DATA EXTRACT
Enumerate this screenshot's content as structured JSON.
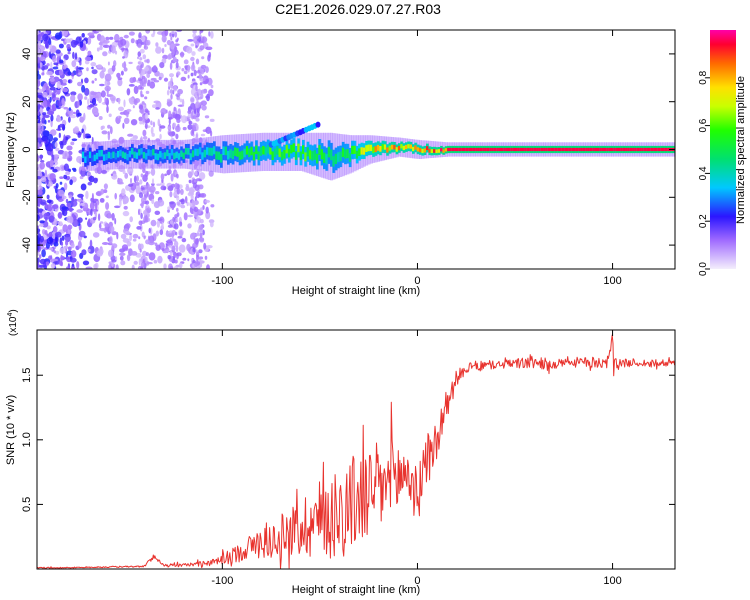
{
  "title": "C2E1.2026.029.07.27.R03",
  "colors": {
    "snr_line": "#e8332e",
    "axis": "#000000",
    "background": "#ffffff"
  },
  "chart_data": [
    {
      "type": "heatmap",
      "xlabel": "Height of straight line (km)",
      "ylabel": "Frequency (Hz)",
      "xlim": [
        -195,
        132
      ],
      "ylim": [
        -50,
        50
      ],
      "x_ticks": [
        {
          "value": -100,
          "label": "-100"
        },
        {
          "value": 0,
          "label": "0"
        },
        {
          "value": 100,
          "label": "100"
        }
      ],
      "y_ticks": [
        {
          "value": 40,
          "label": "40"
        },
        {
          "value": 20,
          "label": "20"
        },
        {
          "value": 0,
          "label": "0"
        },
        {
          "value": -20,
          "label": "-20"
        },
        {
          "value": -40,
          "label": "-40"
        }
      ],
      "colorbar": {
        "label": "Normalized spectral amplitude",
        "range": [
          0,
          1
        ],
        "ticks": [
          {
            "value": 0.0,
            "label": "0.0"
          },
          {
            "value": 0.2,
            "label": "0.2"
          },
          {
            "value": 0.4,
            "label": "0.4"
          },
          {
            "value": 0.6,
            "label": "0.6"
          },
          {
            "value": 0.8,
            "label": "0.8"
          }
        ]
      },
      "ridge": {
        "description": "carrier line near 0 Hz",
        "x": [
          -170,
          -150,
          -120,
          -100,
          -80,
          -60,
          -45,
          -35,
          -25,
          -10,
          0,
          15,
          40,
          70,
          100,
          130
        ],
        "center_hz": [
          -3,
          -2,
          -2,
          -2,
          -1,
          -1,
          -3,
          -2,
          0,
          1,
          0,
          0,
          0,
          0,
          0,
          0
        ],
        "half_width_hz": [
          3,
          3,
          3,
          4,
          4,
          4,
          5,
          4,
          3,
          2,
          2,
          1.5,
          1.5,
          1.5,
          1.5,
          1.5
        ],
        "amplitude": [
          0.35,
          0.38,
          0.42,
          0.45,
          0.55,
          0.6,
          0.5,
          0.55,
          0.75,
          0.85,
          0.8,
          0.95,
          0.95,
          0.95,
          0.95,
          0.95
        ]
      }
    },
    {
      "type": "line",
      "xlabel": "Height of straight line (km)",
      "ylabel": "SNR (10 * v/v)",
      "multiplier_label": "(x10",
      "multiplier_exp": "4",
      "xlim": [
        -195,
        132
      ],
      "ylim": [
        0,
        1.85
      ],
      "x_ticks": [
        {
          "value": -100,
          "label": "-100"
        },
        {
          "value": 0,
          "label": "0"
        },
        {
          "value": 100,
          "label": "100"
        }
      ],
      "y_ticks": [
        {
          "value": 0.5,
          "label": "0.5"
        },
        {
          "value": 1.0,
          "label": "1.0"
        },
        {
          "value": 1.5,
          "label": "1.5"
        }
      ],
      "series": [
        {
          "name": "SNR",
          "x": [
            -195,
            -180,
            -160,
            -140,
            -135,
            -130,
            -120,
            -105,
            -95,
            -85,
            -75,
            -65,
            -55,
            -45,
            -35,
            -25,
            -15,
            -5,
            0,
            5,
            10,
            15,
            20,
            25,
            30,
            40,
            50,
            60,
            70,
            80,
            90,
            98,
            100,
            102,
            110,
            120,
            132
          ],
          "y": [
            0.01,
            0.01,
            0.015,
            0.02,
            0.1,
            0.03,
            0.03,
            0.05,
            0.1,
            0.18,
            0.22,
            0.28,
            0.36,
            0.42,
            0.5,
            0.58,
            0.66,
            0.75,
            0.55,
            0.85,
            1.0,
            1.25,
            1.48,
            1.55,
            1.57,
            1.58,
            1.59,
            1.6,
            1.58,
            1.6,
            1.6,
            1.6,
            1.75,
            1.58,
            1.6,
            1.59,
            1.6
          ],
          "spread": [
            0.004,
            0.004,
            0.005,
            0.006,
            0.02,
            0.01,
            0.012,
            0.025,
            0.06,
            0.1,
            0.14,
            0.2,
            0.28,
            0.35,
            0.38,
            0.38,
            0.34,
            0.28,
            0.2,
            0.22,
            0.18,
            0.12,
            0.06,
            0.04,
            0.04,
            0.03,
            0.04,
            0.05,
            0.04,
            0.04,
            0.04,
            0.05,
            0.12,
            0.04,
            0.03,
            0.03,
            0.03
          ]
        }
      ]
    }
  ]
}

WORK TO COMPLETE
Copy the records above exactly, leaving out every picture.

THE RESULT
Enumerate this screenshot's content as structured JSON.
{
  "title": "C2E1.2026.029.07.27.R03",
  "colors": {
    "snr_line": "#e8332e",
    "axis": "#000000",
    "background": "#ffffff"
  },
  "chart_data": [
    {
      "type": "heatmap",
      "xlabel": "Height of straight line (km)",
      "ylabel": "Frequency (Hz)",
      "xlim": [
        -195,
        132
      ],
      "ylim": [
        -50,
        50
      ],
      "x_ticks": [
        {
          "value": -100,
          "label": "-100"
        },
        {
          "value": 0,
          "label": "0"
        },
        {
          "value": 100,
          "label": "100"
        }
      ],
      "y_ticks": [
        {
          "value": 40,
          "label": "40"
        },
        {
          "value": 20,
          "label": "20"
        },
        {
          "value": 0,
          "label": "0"
        },
        {
          "value": -20,
          "label": "-20"
        },
        {
          "value": -40,
          "label": "-40"
        }
      ],
      "colorbar": {
        "label": "Normalized spectral amplitude",
        "range": [
          0,
          1
        ],
        "ticks": [
          {
            "value": 0.0,
            "label": "0.0"
          },
          {
            "value": 0.2,
            "label": "0.2"
          },
          {
            "value": 0.4,
            "label": "0.4"
          },
          {
            "value": 0.6,
            "label": "0.6"
          },
          {
            "value": 0.8,
            "label": "0.8"
          }
        ]
      },
      "ridge": {
        "description": "carrier line near 0 Hz",
        "x": [
          -170,
          -150,
          -120,
          -100,
          -80,
          -60,
          -45,
          -35,
          -25,
          -10,
          0,
          15,
          40,
          70,
          100,
          130
        ],
        "center_hz": [
          -3,
          -2,
          -2,
          -2,
          -1,
          -1,
          -3,
          -2,
          0,
          1,
          0,
          0,
          0,
          0,
          0,
          0
        ],
        "half_width_hz": [
          3,
          3,
          3,
          4,
          4,
          4,
          5,
          4,
          3,
          2,
          2,
          1.5,
          1.5,
          1.5,
          1.5,
          1.5
        ],
        "amplitude": [
          0.35,
          0.38,
          0.42,
          0.45,
          0.55,
          0.6,
          0.5,
          0.55,
          0.75,
          0.85,
          0.8,
          0.95,
          0.95,
          0.95,
          0.95,
          0.95
        ]
      }
    },
    {
      "type": "line",
      "xlabel": "Height of straight line (km)",
      "ylabel": "SNR (10 * v/v)",
      "multiplier_label": "(x10",
      "multiplier_exp": "4",
      "xlim": [
        -195,
        132
      ],
      "ylim": [
        0,
        1.85
      ],
      "x_ticks": [
        {
          "value": -100,
          "label": "-100"
        },
        {
          "value": 0,
          "label": "0"
        },
        {
          "value": 100,
          "label": "100"
        }
      ],
      "y_ticks": [
        {
          "value": 0.5,
          "label": "0.5"
        },
        {
          "value": 1.0,
          "label": "1.0"
        },
        {
          "value": 1.5,
          "label": "1.5"
        }
      ],
      "series": [
        {
          "name": "SNR",
          "x": [
            -195,
            -180,
            -160,
            -140,
            -135,
            -130,
            -120,
            -105,
            -95,
            -85,
            -75,
            -65,
            -55,
            -45,
            -35,
            -25,
            -15,
            -5,
            0,
            5,
            10,
            15,
            20,
            25,
            30,
            40,
            50,
            60,
            70,
            80,
            90,
            98,
            100,
            102,
            110,
            120,
            132
          ],
          "y": [
            0.01,
            0.01,
            0.015,
            0.02,
            0.1,
            0.03,
            0.03,
            0.05,
            0.1,
            0.18,
            0.22,
            0.28,
            0.36,
            0.42,
            0.5,
            0.58,
            0.66,
            0.75,
            0.55,
            0.85,
            1.0,
            1.25,
            1.48,
            1.55,
            1.57,
            1.58,
            1.59,
            1.6,
            1.58,
            1.6,
            1.6,
            1.6,
            1.75,
            1.58,
            1.6,
            1.59,
            1.6
          ],
          "spread": [
            0.004,
            0.004,
            0.005,
            0.006,
            0.02,
            0.01,
            0.012,
            0.025,
            0.06,
            0.1,
            0.14,
            0.2,
            0.28,
            0.35,
            0.38,
            0.38,
            0.34,
            0.28,
            0.2,
            0.22,
            0.18,
            0.12,
            0.06,
            0.04,
            0.04,
            0.03,
            0.04,
            0.05,
            0.04,
            0.04,
            0.04,
            0.05,
            0.12,
            0.04,
            0.03,
            0.03,
            0.03
          ]
        }
      ]
    }
  ]
}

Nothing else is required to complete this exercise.